#### Description of the task
From the material below, list every line containing "growth".

== Exercise materials

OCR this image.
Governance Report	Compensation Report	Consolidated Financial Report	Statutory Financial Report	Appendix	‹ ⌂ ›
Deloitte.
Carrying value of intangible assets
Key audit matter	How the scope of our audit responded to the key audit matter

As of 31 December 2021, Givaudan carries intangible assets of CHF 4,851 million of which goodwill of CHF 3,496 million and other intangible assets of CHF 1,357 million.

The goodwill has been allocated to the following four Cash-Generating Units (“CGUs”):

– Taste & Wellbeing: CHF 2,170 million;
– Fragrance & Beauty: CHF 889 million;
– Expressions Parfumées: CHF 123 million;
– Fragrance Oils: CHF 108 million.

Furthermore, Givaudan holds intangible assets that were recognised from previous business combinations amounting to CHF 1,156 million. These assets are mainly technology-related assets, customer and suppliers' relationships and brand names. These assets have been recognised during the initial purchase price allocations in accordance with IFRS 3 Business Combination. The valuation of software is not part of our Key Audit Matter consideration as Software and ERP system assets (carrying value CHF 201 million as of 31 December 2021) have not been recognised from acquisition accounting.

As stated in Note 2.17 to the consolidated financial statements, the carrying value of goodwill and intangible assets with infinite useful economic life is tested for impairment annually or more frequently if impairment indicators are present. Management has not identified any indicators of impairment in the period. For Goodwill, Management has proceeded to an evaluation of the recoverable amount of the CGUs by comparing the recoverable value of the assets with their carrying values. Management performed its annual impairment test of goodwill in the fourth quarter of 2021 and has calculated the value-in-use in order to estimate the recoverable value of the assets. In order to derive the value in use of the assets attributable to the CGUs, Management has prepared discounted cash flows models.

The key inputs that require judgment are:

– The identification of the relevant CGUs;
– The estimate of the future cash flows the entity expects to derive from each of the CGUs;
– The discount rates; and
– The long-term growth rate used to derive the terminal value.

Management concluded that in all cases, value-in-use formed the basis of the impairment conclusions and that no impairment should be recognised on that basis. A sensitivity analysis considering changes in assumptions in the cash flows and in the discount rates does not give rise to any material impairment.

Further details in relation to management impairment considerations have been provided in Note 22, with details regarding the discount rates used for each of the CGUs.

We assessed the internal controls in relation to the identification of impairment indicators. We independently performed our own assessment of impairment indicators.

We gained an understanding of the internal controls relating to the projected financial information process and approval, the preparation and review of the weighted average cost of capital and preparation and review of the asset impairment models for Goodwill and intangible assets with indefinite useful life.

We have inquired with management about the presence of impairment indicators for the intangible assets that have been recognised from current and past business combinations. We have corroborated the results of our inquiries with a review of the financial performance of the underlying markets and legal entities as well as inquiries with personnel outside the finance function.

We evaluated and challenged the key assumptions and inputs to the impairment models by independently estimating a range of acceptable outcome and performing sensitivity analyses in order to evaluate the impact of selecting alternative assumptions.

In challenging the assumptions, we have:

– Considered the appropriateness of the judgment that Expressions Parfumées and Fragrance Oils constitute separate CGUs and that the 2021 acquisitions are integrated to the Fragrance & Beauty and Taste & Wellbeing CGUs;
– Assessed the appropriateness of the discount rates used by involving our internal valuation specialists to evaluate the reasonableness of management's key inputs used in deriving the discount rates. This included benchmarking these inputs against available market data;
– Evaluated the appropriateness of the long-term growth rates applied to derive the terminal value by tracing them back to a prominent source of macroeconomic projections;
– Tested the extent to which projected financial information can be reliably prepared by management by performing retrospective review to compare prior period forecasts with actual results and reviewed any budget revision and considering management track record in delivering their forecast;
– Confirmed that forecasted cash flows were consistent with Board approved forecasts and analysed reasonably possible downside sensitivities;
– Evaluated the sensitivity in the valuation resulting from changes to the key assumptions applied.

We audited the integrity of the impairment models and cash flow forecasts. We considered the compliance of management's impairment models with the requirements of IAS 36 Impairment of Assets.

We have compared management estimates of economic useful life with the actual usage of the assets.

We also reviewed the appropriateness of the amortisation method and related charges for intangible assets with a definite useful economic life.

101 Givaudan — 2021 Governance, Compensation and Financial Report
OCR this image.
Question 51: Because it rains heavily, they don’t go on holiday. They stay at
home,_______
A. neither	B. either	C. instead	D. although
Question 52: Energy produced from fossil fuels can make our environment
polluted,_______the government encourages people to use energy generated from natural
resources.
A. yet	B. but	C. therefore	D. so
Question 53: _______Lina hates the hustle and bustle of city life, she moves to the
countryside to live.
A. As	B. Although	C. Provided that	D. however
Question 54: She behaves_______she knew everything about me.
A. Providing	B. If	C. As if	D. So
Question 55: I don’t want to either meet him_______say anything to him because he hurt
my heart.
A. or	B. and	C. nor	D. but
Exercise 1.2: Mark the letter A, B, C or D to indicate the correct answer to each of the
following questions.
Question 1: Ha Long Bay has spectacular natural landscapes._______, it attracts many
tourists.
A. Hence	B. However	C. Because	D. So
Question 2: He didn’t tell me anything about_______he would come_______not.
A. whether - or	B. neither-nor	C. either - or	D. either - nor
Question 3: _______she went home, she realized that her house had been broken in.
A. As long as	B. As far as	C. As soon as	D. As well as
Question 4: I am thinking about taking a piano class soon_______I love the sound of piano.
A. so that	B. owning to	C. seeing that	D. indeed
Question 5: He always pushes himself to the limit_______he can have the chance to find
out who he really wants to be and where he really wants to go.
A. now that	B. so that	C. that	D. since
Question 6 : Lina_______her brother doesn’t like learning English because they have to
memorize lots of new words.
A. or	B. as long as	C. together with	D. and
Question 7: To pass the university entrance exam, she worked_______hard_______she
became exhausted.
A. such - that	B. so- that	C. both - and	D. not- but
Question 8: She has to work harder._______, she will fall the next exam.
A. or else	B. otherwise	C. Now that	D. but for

====

#### Problem solution
– The long-term growth rate used to derive the terminal value.
– Evaluated the appropriateness of the long-term growth rates applied to derive the terminal value by tracing them back to a prominent source of macroeconomic projections;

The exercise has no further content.